> The records:
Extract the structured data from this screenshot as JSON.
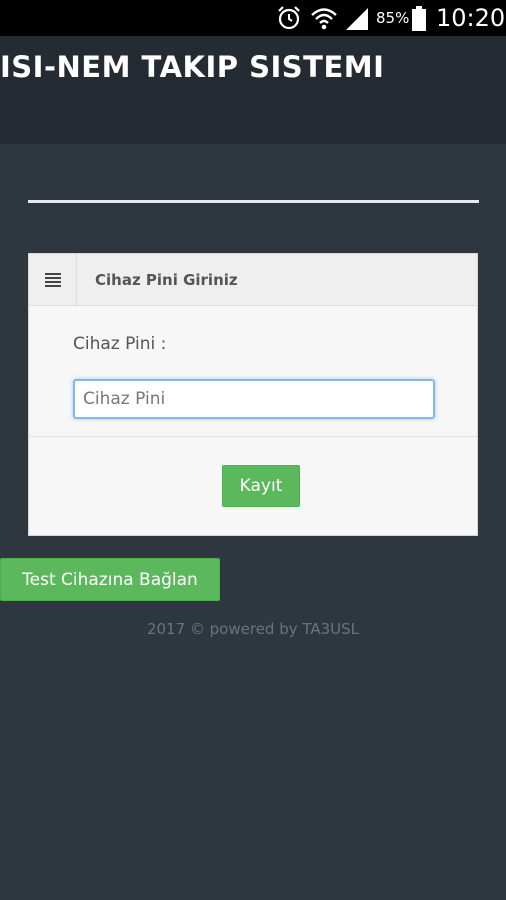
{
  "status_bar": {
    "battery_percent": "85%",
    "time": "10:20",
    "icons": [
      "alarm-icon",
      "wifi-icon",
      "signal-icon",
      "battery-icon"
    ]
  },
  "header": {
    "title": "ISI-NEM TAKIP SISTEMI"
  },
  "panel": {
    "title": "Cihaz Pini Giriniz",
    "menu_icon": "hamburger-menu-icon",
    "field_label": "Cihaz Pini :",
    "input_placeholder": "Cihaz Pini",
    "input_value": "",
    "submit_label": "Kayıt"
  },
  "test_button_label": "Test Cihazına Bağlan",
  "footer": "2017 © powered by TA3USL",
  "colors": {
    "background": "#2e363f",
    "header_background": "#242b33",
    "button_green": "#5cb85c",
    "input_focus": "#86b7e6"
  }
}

* * *

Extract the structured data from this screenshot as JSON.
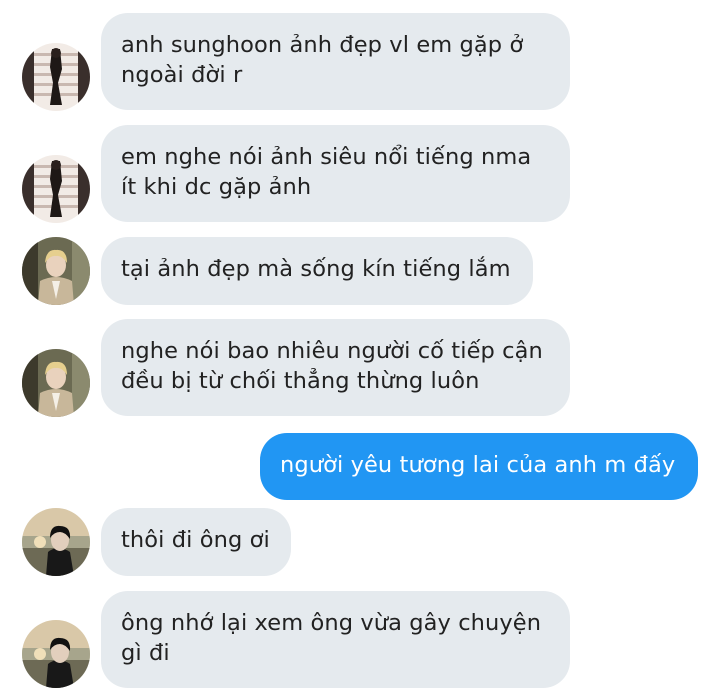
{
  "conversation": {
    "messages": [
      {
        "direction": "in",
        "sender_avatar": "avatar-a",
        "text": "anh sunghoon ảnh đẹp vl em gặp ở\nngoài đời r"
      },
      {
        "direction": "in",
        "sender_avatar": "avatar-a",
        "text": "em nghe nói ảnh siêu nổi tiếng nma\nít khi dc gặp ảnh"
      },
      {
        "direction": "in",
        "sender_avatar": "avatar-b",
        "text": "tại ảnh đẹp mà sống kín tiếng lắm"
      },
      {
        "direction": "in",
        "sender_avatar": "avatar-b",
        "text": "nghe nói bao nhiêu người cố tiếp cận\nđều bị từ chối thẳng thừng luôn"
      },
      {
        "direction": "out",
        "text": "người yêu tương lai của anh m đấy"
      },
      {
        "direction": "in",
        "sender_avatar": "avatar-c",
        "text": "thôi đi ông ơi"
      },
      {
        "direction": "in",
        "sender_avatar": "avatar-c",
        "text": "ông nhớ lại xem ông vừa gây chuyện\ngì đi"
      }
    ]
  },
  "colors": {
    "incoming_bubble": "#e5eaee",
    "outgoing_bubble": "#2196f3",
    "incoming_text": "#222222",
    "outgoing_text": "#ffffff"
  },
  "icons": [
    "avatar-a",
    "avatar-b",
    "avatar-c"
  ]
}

> Task goal:
Report how many lines in the listing above include the word "người". Give nothing but the number.

> Answer for the task:
2